WORK REQUIRED: Find the string "this" in the entries and copy each line that has it.

# START OF DATA

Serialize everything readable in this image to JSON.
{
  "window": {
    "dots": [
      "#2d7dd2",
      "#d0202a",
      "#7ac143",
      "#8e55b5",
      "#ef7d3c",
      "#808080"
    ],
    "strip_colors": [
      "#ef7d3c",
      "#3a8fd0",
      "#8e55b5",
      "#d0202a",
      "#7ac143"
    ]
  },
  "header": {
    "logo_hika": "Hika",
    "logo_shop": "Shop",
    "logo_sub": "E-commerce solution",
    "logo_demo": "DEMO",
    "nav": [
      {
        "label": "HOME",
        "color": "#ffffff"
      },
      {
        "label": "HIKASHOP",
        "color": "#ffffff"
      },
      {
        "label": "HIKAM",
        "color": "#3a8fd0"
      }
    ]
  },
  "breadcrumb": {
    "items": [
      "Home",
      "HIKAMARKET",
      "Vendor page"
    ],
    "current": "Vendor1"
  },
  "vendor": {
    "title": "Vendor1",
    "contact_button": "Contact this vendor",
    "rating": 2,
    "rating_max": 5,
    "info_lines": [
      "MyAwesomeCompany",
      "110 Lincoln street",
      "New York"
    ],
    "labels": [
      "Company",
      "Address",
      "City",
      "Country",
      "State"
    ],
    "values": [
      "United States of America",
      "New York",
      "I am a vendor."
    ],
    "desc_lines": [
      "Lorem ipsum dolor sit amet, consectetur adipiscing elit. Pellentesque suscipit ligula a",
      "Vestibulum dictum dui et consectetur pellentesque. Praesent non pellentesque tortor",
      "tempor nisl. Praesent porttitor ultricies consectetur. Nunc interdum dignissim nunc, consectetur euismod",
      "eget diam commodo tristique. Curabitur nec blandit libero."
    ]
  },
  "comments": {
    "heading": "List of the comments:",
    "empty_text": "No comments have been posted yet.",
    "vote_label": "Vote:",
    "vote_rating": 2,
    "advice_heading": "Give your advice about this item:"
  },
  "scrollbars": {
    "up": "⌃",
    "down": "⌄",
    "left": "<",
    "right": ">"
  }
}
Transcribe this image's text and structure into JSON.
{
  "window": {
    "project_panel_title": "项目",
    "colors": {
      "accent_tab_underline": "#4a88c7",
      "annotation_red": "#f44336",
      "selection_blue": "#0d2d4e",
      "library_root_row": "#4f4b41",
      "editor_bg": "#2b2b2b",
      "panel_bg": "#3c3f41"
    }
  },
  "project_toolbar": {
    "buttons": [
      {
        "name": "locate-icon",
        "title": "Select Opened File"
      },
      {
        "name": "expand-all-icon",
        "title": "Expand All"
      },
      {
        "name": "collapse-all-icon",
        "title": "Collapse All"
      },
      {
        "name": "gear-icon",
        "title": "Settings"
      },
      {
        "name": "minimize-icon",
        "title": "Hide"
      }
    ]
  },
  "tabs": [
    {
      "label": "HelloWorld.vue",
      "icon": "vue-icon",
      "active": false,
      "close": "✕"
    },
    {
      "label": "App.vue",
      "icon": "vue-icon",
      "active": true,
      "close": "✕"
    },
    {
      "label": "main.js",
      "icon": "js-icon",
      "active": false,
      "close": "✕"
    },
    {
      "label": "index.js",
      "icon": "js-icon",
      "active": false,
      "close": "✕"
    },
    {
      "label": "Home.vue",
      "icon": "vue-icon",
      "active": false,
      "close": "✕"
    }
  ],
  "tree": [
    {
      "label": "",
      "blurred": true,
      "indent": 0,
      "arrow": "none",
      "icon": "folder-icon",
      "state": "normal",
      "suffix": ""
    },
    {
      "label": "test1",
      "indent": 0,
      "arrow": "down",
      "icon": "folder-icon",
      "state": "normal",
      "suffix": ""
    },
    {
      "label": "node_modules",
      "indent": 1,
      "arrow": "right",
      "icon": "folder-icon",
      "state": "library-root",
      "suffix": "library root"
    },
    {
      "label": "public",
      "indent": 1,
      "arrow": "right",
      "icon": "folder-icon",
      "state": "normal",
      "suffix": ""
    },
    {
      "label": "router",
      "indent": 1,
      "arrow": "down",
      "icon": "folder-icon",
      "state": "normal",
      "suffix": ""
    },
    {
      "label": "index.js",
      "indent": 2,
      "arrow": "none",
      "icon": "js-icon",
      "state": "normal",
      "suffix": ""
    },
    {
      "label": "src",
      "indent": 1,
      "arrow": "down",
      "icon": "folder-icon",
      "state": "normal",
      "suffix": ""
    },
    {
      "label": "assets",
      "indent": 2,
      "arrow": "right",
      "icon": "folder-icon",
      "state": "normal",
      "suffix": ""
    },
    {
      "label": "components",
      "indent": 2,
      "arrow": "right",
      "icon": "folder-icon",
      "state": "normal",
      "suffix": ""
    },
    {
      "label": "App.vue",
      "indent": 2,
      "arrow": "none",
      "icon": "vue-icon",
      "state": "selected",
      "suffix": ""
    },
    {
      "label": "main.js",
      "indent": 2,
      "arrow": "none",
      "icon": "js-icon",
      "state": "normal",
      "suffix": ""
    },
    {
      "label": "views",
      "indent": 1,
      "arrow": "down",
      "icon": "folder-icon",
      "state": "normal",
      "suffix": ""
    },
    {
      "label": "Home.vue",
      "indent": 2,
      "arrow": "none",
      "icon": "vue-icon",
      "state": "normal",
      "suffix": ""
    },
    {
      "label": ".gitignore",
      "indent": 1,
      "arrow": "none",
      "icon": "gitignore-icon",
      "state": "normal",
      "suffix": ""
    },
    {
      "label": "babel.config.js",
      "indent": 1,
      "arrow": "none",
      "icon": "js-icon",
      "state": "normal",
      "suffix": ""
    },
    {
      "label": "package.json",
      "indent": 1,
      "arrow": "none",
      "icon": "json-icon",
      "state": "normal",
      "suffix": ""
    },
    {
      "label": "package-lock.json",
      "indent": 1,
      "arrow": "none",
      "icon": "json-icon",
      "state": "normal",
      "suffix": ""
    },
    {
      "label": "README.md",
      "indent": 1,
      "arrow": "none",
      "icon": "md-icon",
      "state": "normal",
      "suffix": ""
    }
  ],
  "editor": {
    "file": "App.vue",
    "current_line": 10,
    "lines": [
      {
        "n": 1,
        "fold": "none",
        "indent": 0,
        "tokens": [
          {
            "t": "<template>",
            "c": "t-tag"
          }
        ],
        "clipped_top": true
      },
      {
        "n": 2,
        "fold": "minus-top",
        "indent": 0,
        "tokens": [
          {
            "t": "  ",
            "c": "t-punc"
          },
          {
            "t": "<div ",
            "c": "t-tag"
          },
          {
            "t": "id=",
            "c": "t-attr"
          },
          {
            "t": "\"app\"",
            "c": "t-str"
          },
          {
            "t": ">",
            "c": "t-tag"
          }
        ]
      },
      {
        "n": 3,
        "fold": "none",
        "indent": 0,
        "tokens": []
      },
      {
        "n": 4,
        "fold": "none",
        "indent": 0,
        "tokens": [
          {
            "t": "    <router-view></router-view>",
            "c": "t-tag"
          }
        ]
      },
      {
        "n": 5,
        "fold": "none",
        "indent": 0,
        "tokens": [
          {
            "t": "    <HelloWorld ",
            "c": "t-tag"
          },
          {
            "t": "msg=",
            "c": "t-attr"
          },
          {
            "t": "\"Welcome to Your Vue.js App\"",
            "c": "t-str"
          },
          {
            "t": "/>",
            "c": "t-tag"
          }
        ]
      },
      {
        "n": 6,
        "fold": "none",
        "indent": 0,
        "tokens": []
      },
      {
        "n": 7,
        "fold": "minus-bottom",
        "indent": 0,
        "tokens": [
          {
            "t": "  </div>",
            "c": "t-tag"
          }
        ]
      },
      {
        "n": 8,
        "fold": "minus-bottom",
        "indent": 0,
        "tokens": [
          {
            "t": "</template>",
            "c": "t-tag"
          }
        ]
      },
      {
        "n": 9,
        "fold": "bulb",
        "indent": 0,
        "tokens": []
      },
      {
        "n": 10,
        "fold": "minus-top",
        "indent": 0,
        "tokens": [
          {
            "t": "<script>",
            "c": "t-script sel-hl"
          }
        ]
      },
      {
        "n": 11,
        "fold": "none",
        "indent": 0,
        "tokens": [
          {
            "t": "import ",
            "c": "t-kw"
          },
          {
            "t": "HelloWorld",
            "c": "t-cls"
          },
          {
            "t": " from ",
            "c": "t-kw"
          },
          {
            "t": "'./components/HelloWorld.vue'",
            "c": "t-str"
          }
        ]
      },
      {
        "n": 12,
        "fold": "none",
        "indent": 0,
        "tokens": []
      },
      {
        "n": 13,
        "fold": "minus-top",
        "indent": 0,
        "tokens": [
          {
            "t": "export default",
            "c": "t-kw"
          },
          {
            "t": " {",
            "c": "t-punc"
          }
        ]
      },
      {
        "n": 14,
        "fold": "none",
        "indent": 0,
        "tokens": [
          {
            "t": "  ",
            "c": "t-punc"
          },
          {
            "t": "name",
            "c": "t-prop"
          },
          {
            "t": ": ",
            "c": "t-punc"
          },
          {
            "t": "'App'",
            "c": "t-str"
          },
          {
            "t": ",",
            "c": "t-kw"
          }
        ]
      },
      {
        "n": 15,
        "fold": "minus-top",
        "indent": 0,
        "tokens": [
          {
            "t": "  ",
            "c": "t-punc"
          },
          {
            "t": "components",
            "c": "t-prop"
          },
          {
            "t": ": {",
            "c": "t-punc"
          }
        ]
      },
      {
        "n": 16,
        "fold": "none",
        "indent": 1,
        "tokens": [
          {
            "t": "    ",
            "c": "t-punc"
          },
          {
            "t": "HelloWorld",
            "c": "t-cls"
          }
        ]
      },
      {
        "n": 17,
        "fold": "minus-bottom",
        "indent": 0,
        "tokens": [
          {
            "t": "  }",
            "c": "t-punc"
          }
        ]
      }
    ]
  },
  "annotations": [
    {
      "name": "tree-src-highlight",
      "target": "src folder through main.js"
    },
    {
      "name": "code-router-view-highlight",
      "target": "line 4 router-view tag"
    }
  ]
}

# END OF DATA

FULL OUTPUT:
Serialize everything readable in this image to JSON.
    "contact_button": "Contact this vendor",
    "advice_heading": "Give your advice about this item:"
Transcribe this image's text and structure into JSON.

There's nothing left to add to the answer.